Your task: Give the number of lines that include the word "development", nothing more.

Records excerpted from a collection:
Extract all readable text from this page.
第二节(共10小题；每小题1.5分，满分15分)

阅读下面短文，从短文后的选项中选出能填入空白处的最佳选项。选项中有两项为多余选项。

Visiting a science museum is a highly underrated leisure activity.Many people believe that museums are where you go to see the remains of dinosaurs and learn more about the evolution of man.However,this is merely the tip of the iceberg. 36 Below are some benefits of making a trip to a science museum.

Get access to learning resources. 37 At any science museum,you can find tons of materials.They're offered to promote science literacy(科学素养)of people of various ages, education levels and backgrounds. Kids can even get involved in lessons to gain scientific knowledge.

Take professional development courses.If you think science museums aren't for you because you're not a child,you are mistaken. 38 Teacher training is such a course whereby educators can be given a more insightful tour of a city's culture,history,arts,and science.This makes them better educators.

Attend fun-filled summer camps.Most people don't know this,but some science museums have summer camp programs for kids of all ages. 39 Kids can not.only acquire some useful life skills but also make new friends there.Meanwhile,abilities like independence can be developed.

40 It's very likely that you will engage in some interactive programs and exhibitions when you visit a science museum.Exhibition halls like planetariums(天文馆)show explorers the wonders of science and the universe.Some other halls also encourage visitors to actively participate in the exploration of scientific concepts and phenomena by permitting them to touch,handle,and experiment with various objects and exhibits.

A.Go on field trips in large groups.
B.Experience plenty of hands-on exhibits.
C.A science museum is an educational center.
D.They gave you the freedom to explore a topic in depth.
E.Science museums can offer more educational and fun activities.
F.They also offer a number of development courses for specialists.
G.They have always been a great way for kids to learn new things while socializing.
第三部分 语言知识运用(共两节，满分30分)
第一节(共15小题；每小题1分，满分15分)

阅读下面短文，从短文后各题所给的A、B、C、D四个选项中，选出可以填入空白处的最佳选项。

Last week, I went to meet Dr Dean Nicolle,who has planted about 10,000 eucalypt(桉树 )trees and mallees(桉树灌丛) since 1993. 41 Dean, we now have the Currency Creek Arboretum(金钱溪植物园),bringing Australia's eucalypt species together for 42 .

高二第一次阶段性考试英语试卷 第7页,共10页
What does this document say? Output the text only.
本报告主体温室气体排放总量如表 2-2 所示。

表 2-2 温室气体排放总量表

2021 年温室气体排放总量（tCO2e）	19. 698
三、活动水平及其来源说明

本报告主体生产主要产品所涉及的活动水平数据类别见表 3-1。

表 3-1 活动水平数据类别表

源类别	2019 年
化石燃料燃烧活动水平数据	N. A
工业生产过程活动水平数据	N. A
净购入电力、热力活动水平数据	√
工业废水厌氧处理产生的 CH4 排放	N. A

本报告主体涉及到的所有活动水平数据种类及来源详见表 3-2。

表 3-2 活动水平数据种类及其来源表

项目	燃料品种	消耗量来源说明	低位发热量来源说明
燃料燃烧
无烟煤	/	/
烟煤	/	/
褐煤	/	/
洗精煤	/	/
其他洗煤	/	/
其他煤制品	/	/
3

Solution below: 2